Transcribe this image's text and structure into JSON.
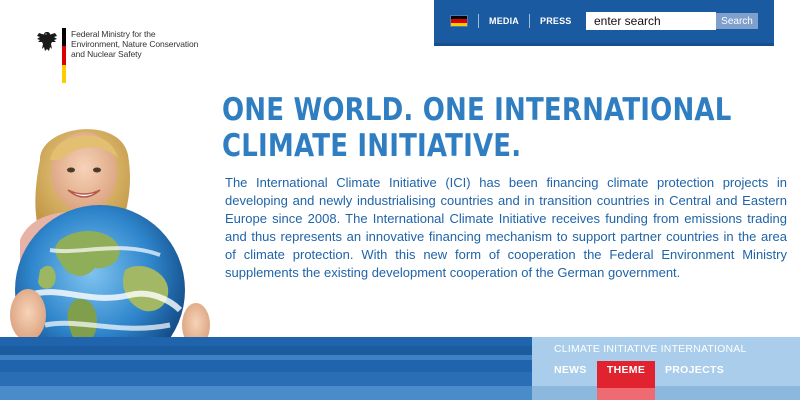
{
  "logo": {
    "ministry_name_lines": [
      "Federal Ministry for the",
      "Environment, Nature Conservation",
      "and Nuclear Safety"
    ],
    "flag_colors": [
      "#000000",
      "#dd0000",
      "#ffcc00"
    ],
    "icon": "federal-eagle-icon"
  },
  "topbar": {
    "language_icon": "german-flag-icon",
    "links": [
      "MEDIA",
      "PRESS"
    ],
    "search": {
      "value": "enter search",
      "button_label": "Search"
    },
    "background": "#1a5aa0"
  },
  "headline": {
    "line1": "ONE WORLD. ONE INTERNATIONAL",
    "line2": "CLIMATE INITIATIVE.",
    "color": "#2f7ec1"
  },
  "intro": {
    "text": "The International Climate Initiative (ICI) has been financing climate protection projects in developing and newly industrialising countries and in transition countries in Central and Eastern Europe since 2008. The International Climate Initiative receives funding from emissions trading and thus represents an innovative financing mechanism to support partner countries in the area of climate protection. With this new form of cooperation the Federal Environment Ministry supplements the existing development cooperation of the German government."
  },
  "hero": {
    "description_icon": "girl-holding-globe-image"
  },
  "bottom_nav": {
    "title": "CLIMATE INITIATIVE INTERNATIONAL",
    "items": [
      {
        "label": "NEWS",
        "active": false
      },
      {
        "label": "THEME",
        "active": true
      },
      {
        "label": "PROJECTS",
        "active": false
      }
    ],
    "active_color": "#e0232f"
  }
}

+ + + + +

Copy every line of the listing that contains the word "this".

Response.
Transcribe this image's text and structure into JSON.
    "text": "The International Climate Initiative (ICI) has been financing climate protection projects in developing and newly industrialising countries and in transition countries in Central and Eastern Europe since 2008. The International Climate Initiative receives funding from emissions trading and thus represents an innovative financing mechanism to support partner countries in the area of climate protection. With this new form of cooperation the Federal Environment Ministry supplements the existing development cooperation of the German government."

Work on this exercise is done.